- To be done
Please rewrite the listing below as a numbered list, from its first line up to and including the line with "main-y-tick-label: 1 [70,339,81,361]", leaving out any blank lines.

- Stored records
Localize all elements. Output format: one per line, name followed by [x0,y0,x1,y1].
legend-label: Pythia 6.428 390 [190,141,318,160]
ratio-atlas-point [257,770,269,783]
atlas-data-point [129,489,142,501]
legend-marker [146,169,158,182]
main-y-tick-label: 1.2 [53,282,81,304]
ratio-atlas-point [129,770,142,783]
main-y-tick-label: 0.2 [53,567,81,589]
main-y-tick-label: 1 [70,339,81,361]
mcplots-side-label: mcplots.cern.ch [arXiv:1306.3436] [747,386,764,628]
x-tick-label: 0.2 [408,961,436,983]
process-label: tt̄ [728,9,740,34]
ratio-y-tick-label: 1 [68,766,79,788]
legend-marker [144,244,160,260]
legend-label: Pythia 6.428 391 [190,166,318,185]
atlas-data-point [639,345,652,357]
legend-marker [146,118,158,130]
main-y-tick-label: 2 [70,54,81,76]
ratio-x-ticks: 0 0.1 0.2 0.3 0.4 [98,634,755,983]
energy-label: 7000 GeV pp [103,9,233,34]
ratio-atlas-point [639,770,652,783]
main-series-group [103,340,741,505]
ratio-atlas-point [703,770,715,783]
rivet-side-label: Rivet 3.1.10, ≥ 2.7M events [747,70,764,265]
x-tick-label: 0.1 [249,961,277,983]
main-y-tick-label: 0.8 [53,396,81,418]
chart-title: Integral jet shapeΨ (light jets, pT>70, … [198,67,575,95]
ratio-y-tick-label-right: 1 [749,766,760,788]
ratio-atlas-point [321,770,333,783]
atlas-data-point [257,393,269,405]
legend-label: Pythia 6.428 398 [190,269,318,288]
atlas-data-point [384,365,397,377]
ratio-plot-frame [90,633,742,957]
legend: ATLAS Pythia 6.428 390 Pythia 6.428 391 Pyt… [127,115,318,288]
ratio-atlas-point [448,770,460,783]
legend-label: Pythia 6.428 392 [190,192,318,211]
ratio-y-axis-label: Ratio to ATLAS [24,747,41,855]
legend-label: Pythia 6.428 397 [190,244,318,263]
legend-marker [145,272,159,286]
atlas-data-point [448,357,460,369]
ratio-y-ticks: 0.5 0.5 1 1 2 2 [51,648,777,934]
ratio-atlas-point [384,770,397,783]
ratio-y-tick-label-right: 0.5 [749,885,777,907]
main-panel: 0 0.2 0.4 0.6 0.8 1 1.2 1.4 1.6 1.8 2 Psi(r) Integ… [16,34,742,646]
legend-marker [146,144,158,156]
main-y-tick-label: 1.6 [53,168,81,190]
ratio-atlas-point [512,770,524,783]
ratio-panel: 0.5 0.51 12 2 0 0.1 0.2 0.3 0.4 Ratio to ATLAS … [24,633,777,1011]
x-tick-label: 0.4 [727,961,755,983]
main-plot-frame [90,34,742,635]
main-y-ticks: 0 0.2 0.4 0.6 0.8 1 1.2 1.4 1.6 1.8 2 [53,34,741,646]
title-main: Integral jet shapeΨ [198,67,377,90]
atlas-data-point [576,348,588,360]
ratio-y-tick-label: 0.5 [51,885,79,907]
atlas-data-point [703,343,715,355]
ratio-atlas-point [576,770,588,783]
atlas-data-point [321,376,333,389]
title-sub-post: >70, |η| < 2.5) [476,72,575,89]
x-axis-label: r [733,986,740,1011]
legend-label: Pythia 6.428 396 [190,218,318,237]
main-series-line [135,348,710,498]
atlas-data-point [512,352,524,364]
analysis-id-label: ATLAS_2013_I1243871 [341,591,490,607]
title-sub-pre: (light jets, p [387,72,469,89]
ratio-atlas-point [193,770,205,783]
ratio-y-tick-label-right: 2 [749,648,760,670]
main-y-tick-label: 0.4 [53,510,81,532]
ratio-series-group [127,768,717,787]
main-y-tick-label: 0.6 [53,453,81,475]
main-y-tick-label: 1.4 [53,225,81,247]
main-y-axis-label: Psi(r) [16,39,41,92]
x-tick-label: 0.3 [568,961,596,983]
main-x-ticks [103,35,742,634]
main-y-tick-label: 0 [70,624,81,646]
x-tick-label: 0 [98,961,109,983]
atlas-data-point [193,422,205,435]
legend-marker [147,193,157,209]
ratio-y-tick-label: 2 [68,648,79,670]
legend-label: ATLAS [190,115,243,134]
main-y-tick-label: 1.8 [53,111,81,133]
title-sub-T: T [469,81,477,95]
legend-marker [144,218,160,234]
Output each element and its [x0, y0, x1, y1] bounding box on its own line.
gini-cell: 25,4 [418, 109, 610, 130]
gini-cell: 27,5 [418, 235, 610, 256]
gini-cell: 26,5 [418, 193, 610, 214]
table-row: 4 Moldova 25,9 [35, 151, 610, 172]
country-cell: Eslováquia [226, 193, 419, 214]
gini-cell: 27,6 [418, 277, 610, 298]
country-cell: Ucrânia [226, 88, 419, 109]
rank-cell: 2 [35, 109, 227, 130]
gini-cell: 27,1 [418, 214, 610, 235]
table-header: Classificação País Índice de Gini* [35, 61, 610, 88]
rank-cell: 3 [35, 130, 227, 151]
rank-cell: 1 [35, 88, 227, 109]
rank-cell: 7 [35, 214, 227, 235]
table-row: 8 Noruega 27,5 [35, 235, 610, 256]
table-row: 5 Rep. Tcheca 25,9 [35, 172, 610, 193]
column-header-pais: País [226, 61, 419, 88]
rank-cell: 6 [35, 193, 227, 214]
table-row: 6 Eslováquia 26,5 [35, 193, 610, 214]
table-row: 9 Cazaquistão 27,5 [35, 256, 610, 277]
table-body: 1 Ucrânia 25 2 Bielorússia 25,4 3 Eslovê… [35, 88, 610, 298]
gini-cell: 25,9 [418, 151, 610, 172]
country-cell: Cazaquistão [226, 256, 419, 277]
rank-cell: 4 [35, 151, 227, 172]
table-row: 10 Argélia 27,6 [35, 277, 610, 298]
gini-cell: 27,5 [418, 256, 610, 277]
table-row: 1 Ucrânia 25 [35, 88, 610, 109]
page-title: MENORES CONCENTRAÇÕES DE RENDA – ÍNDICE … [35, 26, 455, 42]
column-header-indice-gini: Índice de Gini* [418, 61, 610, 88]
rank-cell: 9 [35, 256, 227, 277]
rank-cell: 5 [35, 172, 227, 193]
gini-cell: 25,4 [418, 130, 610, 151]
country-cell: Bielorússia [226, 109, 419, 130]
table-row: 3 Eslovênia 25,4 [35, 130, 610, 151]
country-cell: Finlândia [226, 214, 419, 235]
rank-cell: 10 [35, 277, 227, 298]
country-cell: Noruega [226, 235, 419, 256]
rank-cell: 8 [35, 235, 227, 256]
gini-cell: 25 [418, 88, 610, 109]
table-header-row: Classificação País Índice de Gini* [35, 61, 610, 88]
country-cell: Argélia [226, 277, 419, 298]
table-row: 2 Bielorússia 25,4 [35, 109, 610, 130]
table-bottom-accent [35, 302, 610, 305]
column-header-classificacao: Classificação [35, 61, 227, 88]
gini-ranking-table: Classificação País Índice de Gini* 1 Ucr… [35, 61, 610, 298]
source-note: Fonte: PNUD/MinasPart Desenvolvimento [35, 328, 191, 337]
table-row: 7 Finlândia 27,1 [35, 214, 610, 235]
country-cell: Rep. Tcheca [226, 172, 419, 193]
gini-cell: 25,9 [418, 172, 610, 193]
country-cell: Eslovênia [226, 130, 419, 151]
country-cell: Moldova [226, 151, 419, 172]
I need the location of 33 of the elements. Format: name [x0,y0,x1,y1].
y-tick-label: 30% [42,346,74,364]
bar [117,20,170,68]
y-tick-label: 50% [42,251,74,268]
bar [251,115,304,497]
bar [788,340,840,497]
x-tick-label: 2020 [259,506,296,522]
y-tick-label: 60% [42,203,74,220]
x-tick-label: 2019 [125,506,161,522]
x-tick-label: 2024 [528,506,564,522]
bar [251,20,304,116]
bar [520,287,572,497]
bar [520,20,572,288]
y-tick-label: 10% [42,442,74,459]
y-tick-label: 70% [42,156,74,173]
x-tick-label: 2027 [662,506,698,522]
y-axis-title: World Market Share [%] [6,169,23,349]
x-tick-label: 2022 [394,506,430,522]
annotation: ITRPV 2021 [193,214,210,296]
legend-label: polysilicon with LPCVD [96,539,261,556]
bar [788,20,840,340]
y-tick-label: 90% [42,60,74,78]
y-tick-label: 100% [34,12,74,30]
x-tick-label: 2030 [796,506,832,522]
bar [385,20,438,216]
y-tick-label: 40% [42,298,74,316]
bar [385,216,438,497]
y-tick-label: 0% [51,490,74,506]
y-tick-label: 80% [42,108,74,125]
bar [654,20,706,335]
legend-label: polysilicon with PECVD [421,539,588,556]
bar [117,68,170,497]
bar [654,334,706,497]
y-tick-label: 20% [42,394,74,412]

- Response
1. Localize all elements. Output format: one per line, name followed by [x0,y0,x1,y1].
2. legend-label: Pythia 6.428 390 [190,141,318,160]
3. ratio-atlas-point [257,770,269,783]
4. atlas-data-point [129,489,142,501]
5. legend-marker [146,169,158,182]
6. main-y-tick-label: 1.2 [53,282,81,304]
7. ratio-atlas-point [129,770,142,783]
8. main-y-tick-label: 0.2 [53,567,81,589]
9. main-y-tick-label: 1 [70,339,81,361]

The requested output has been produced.